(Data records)
--
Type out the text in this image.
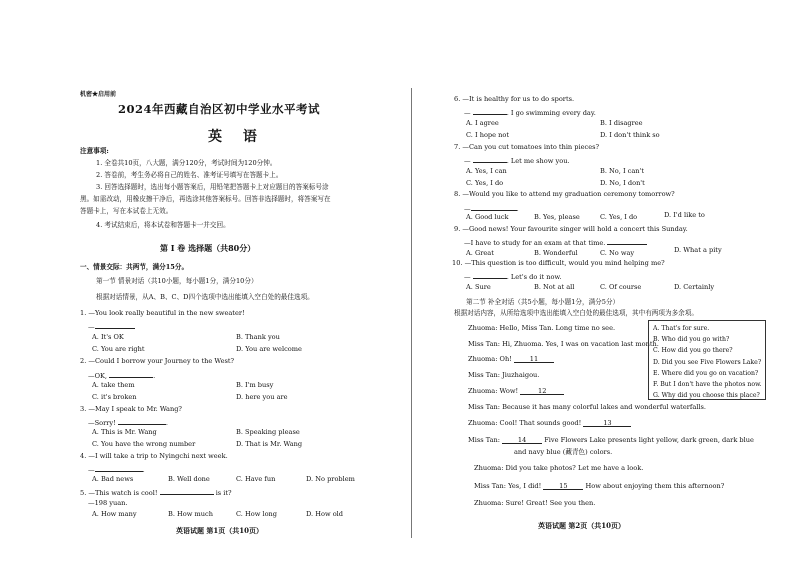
机密★启用前
2024年西藏自治区初中学业水平考试
英 语
注意事项:
1. 全卷共10页，八大题，满分120分，考试时间为120分钟。
2. 答卷前，考生务必将自己的姓名、准考证号填写在答题卡上。
3. 回答选择题时，选出每小题答案后，用铅笔把答题卡上对应题目的答案标号涂
黑。如需改动，用橡皮擦干净后，再选涂其他答案标号。回答非选择题时，将答案写在
答题卡上，写在本试卷上无效。
4. 考试结束后，将本试卷和答题卡一并交回。
第 I 卷 选择题（共80分）
一、情景交际：共两节，满分15分。
第一节 情景对话（共10小题，每小题1分，满分10分）
根据对话情景，从A、B、C、D四个选项中选出能填入空白处的最佳选项。
1. —You look really beautiful in the new sweater!
—
A. It's OK	B. Thank you
C. You are right	D. You are welcome
2. —Could I borrow your Journey to the West?
—OK,	.
A. take them	B. I'm busy
C. it's broken	D. here you are
3. —May I speak to Mr. Wang?
—Sorry!	.
A. This is Mr. Wang	B. Speaking please
C. You have the wrong number	D. That is Mr. Wang
4. —I will take a trip to Nyingchi next week.
—	.
A. Bad news	B. Well done	C. Have fun	D. No problem
5. —This watch is cool!	is it?
—198 yuan.
A. How many	B. How much	C. How long	D. How old
英语试题 第1页（共10页）
6. —It is healthy for us to do sports.
—	. I go swimming every day.
A. I agree	B. I disagree
C. I hope not	D. I don't think so
7. —Can you cut tomatoes into thin pieces?
—	. Let me show you.
A. Yes, I can	B. No, I can't
C. Yes, I do	D. No, I don't
8. —Would you like to attend my graduation ceremony tomorrow?
—	.
A. Good luck	B. Yes, please	C. Yes, I do	D. I'd like to
9. —Good news! Your favourite singer will hold a concert this Sunday.
—I have to study for an exam at that time.
A. Great	B. Wonderful	C. No way	D. What a pity
10. —This question is too difficult, would you mind helping me?
—	. Let's do it now.
A. Sure	B. Not at all	C. Of course	D. Certainly
第二节 补全对话（共5小题，每小题1分，满分5分）
根据对话内容，从所给选项中选出能填入空白处的最佳选项，其中有两项为多余项。
Zhuoma: Hello, Miss Tan. Long time no see.
Miss Tan: Hi, Zhuoma. Yes, I was on vacation last month.
Zhuoma: Oh!	11
Miss Tan: Jiuzhaigou.
Zhuoma: Wow!	12
Miss Tan: Because it has many colorful lakes and wonderful waterfalls.
Zhuoma: Cool! That sounds good!	13
Miss Tan:	14	Five Flowers Lake presents light yellow, dark green, dark blue
and navy blue (藏青色) colors.
Zhuoma: Did you take photos? Let me have a look.
Miss Tan: Yes, I did!	15	How about enjoying them this afternoon?
Zhuoma: Sure! Great! See you then.
英语试题 第2页（共10页）
A. That's for sure.
B. Who did you go with?
C. How did you go there?
D. Did you see Five Flowers Lake?
E. Where did you go on vacation?
F. But I don't have the photos now.
G. Why did you choose this place?
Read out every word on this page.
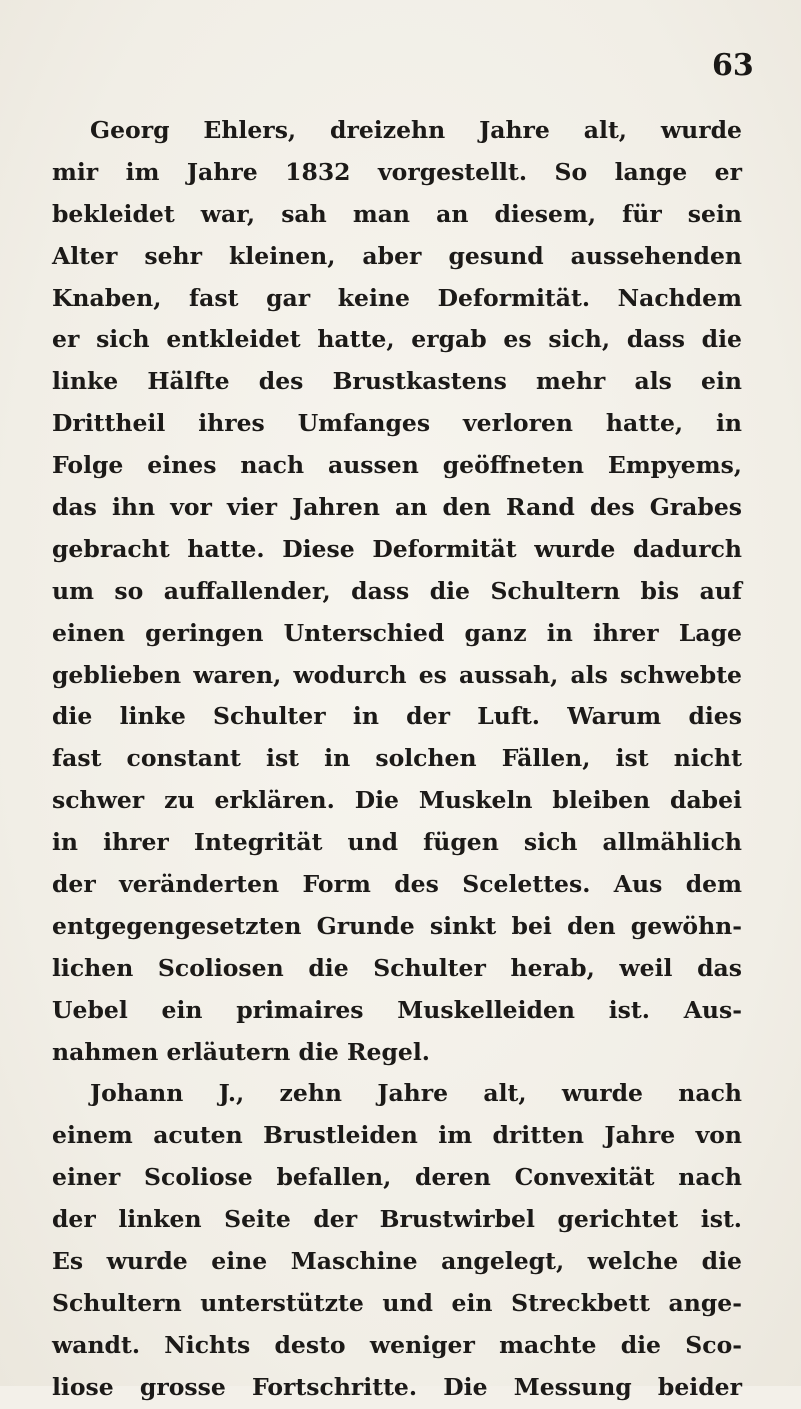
63
Georg Ehlers, dreizehn Jahre alt, wurde
mir im Jahre 1832 vorgestellt. So lange er
bekleidet war, sah man an diesem, für sein
Alter sehr kleinen, aber gesund aussehenden
Knaben, fast gar keine Deformität. Nachdem
er sich entkleidet hatte, ergab es sich, dass die
linke Hälfte des Brustkastens mehr als ein
Drittheil ihres Umfanges verloren hatte, in
Folge eines nach aussen geöffneten Empyems,
das ihn vor vier Jahren an den Rand des Grabes
gebracht hatte. Diese Deformität wurde dadurch
um so auffallender, dass die Schultern bis auf
einen geringen Unterschied ganz in ihrer Lage
geblieben waren, wodurch es aussah, als schwebte
die linke Schulter in der Luft. Warum dies
fast constant ist in solchen Fällen, ist nicht
schwer zu erklären. Die Muskeln bleiben dabei
in ihrer Integrität und fügen sich allmählich
der veränderten Form des Scelettes. Aus dem
entgegengesetzten Grunde sinkt bei den gewöhn-
lichen Scoliosen die Schulter herab, weil das
Uebel ein primaires Muskelleiden ist. Aus-
nahmen erläutern die Regel.
Johann J., zehn Jahre alt, wurde nach
einem acuten Brustleiden im dritten Jahre von
einer Scoliose befallen, deren Convexität nach
der linken Seite der Brustwirbel gerichtet ist.
Es wurde eine Maschine angelegt, welche die
Schultern unterstützte und ein Streckbett ange-
wandt. Nichts desto weniger machte die Sco-
liose grosse Fortschritte. Die Messung beider
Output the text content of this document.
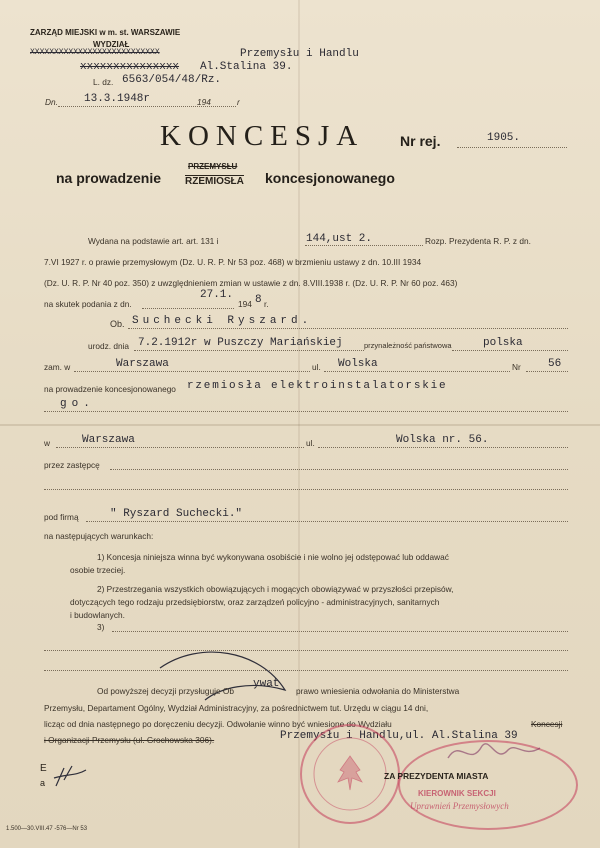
ZARZĄD MIEJSKI w m. st. WARSZAWIE
WYDZIAŁ
XXXXXXXXXXXXXXXXXXXXXXXXXXX	Przemysłu i Handlu
xxxxxxxxxxxxxxx Al.Stalina 39.
L. dz. 6563/054/48/Rz.
Dn. 13.3.1948r	194	r
KONCESJA	Nr rej.	1905.
na prowadzenie
PRZEMYSŁU
RZEMIOSŁA koncesjonowanego
Wydana na podstawie art. art. 131 i	144,ust 2.	Rozp. Prezydenta R. P. z dn.
7.VI 1927 r. o prawie przemysłowym (Dz. U. R. P. Nr 53 poz. 468) w brzmieniu ustawy z dn. 10.III 1934
(Dz. U. R. P. Nr 40 poz. 350) z uwzględnieniem zmian w ustawie z dn. 8.VIII.1938 r. (Dz. U. R. P. Nr 60 poz. 463)
na skutek podania z dn.
27.1.
194 8 r.
Ob. Suchecki Ryszard.
urodz. dnia 7.2.1912r w Puszczy Mariańskiej	przynależność państwowa	polska
zam. w	Warszawa	ul. Wolska	Nr 56
na prowadzenie koncesjonowanego rzemiosła elektroinstalatorskie
go.
w	Warszawa	ul.	Wolska nr. 56.
przez zastępcę
pod firmą	" Ryszard Suchecki."
na następujących warunkach:
1) Koncesja niniejsza winna być wykonywana osobiście i nie wolno jej odstępować lub oddawać
osobie trzeciej.
2) Przestrzegania wszystkich obowiązujących i mogących obowiązywać w przyszłości przepisów,
dotyczących tego rodzaju przedsiębiorstw, oraz zarządzeń policyjno - administracyjnych, sanitarnych
i budowlanych.
3)
Od powyższej decyzji przysługuje Ob
ywat
prawo wniesienia odwołania do Ministerstwa
Przemysłu, Departament Ogólny, Wydział Administracyjny, za pośrednictwem tut. Urzędu w ciągu 14 dni,
licząc od dnia następnego po doręczeniu decyzji. Odwołanie winno być wniesione do Wydziału	Koncesji
i Organizacji Przemysłu (ul. Grochowska 306).	Przemysłu i Handlu,ul. Al.Stalina 39
ZA PREZYDENTA MIASTA
KIEROWNIK SEKCJI
Uprawnień Przemysłowych
E
a
1.500—30.VIII.47 -576—Nr 53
--
#### [REQUIREMENTS]
Return the listing above unchanged, apart from dropping its pictures.

#### [RESPONSE TO THE TASK]
Type out the text in this image.
机密★启用前
2024年西藏自治区初中学业水平考试
英 语
注意事项:
1. 全卷共10页，八大题，满分120分，考试时间为120分钟。
2. 答卷前，考生务必将自己的姓名、准考证号填写在答题卡上。
3. 回答选择题时，选出每小题答案后，用铅笔把答题卡上对应题目的答案标号涂
黑。如需改动，用橡皮擦干净后，再选涂其他答案标号。回答非选择题时，将答案写在
答题卡上，写在本试卷上无效。
4. 考试结束后，将本试卷和答题卡一并交回。
第 I 卷 选择题（共80分）
一、情景交际：共两节，满分15分。
第一节 情景对话（共10小题，每小题1分，满分10分）
根据对话情景，从A、B、C、D四个选项中选出能填入空白处的最佳选项。
1. —You look really beautiful in the new sweater!
—
A. It's OK	B. Thank you
C. You are right	D. You are welcome
2. —Could I borrow your Journey to the West?
—OK,	.
A. take them	B. I'm busy
C. it's broken	D. here you are
3. —May I speak to Mr. Wang?
—Sorry!	.
A. This is Mr. Wang	B. Speaking please
C. You have the wrong number	D. That is Mr. Wang
4. —I will take a trip to Nyingchi next week.
—	.
A. Bad news	B. Well done	C. Have fun	D. No problem
5. —This watch is cool!	is it?
—198 yuan.
A. How many	B. How much	C. How long	D. How old
英语试题 第1页（共10页）
6. —It is healthy for us to do sports.
—	. I go swimming every day.
A. I agree	B. I disagree
C. I hope not	D. I don't think so
7. —Can you cut tomatoes into thin pieces?
—	. Let me show you.
A. Yes, I can	B. No, I can't
C. Yes, I do	D. No, I don't
8. —Would you like to attend my graduation ceremony tomorrow?
—	.
A. Good luck	B. Yes, please	C. Yes, I do	D. I'd like to
9. —Good news! Your favourite singer will hold a concert this Sunday.
—I have to study for an exam at that time.
A. Great	B. Wonderful	C. No way	D. What a pity
10. —This question is too difficult, would you mind helping me?
—	. Let's do it now.
A. Sure	B. Not at all	C. Of course	D. Certainly
第二节 补全对话（共5小题，每小题1分，满分5分）
根据对话内容，从所给选项中选出能填入空白处的最佳选项，其中有两项为多余项。
Zhuoma: Hello, Miss Tan. Long time no see.
Miss Tan: Hi, Zhuoma. Yes, I was on vacation last month.
Zhuoma: Oh!	11
Miss Tan: Jiuzhaigou.
Zhuoma: Wow!	12
Miss Tan: Because it has many colorful lakes and wonderful waterfalls.
Zhuoma: Cool! That sounds good!	13
Miss Tan:	14	Five Flowers Lake presents light yellow, dark green, dark blue
and navy blue (藏青色) colors.
Zhuoma: Did you take photos? Let me have a look.
Miss Tan: Yes, I did!	15	How about enjoying them this afternoon?
Zhuoma: Sure! Great! See you then.
英语试题 第2页（共10页）
A. That's for sure.
B. Who did you go with?
C. How did you go there?
D. Did you see Five Flowers Lake?
E. Where did you go on vacation?
F. But I don't have the photos now.
G. Why did you choose this place?
Read out every word on this page.
63
Georg Ehlers, dreizehn Jahre alt, wurde
mir im Jahre 1832 vorgestellt. So lange er
bekleidet war, sah man an diesem, für sein
Alter sehr kleinen, aber gesund aussehenden
Knaben, fast gar keine Deformität. Nachdem
er sich entkleidet hatte, ergab es sich, dass die
linke Hälfte des Brustkastens mehr als ein
Drittheil ihres Umfanges verloren hatte, in
Folge eines nach aussen geöffneten Empyems,
das ihn vor vier Jahren an den Rand des Grabes
gebracht hatte. Diese Deformität wurde dadurch
um so auffallender, dass die Schultern bis auf
einen geringen Unterschied ganz in ihrer Lage
geblieben waren, wodurch es aussah, als schwebte
die linke Schulter in der Luft. Warum dies
fast constant ist in solchen Fällen, ist nicht
schwer zu erklären. Die Muskeln bleiben dabei
in ihrer Integrität und fügen sich allmählich
der veränderten Form des Scelettes. Aus dem
entgegengesetzten Grunde sinkt bei den gewöhn-
lichen Scoliosen die Schulter herab, weil das
Uebel ein primaires Muskelleiden ist. Aus-
nahmen erläutern die Regel.
Johann J., zehn Jahre alt, wurde nach
einem acuten Brustleiden im dritten Jahre von
einer Scoliose befallen, deren Convexität nach
der linken Seite der Brustwirbel gerichtet ist.
Es wurde eine Maschine angelegt, welche die
Schultern unterstützte und ein Streckbett ange-
wandt. Nichts desto weniger machte die Sco-
liose grosse Fortschritte. Die Messung beider
Output the text content of this document.
ZARZĄD MIEJSKI w m. st. WARSZAWIE
WYDZIAŁ
XXXXXXXXXXXXXXXXXXXXXXXXXXX	Przemysłu i Handlu
xxxxxxxxxxxxxxx Al.Stalina 39.
L. dz. 6563/054/48/Rz.
Dn. 13.3.1948r	194	r
KONCESJA	Nr rej.	1905.
na prowadzenie
PRZEMYSŁU
RZEMIOSŁA koncesjonowanego
Wydana na podstawie art. art. 131 i	144,ust 2.	Rozp. Prezydenta R. P. z dn.
7.VI 1927 r. o prawie przemysłowym (Dz. U. R. P. Nr 53 poz. 468) w brzmieniu ustawy z dn. 10.III 1934
(Dz. U. R. P. Nr 40 poz. 350) z uwzględnieniem zmian w ustawie z dn. 8.VIII.1938 r. (Dz. U. R. P. Nr 60 poz. 463)
na skutek podania z dn.
27.1.
194 8 r.
Ob. Suchecki Ryszard.
urodz. dnia 7.2.1912r w Puszczy Mariańskiej	przynależność państwowa	polska
zam. w	Warszawa	ul. Wolska	Nr 56
na prowadzenie koncesjonowanego rzemiosła elektroinstalatorskie
go.
w	Warszawa	ul.	Wolska nr. 56.
przez zastępcę
pod firmą	" Ryszard Suchecki."
na następujących warunkach:
1) Koncesja niniejsza winna być wykonywana osobiście i nie wolno jej odstępować lub oddawać
osobie trzeciej.
2) Przestrzegania wszystkich obowiązujących i mogących obowiązywać w przyszłości przepisów,
dotyczących tego rodzaju przedsiębiorstw, oraz zarządzeń policyjno - administracyjnych, sanitarnych
i budowlanych.
3)
Od powyższej decyzji przysługuje Ob
ywat
prawo wniesienia odwołania do Ministerstwa
Przemysłu, Departament Ogólny, Wydział Administracyjny, za pośrednictwem tut. Urzędu w ciągu 14 dni,
licząc od dnia następnego po doręczeniu decyzji. Odwołanie winno być wniesione do Wydziału	Koncesji
i Organizacji Przemysłu (ul. Grochowska 306).	Przemysłu i Handlu,ul. Al.Stalina 39
ZA PREZYDENTA MIASTA
KIEROWNIK SEKCJI
Uprawnień Przemysłowych
E
a
1.500—30.VIII.47 -576—Nr 53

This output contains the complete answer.